> Data records
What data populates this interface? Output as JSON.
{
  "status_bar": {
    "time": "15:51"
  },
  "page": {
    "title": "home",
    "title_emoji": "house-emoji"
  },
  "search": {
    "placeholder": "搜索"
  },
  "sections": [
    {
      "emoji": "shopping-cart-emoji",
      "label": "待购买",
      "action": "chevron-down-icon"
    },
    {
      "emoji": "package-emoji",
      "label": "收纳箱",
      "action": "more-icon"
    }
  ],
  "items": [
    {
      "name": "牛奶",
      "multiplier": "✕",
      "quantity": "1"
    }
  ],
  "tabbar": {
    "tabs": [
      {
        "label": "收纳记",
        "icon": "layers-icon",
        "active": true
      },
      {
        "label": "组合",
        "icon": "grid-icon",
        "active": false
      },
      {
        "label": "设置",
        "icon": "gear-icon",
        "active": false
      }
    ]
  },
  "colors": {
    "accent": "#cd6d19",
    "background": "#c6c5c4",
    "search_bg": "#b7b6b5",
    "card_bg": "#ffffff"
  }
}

> Task to carry out
Your task is to repeat the data exactly; please include every line.

> Reply to the task
What data populates this interface? Output as JSON.
{
  "status_bar": {
    "time": "15:51"
  },
  "page": {
    "title": "home",
    "title_emoji": "house-emoji"
  },
  "search": {
    "placeholder": "搜索"
  },
  "sections": [
    {
      "emoji": "shopping-cart-emoji",
      "label": "待购买",
      "action": "chevron-down-icon"
    },
    {
      "emoji": "package-emoji",
      "label": "收纳箱",
      "action": "more-icon"
    }
  ],
  "items": [
    {
      "name": "牛奶",
      "multiplier": "✕",
      "quantity": "1"
    }
  ],
  "tabbar": {
    "tabs": [
      {
        "label": "收纳记",
        "icon": "layers-icon",
        "active": true
      },
      {
        "label": "组合",
        "icon": "grid-icon",
        "active": false
      },
      {
        "label": "设置",
        "icon": "gear-icon",
        "active": false
      }
    ]
  },
  "colors": {
    "accent": "#cd6d19",
    "background": "#c6c5c4",
    "search_bg": "#b7b6b5",
    "card_bg": "#ffffff"
  }
}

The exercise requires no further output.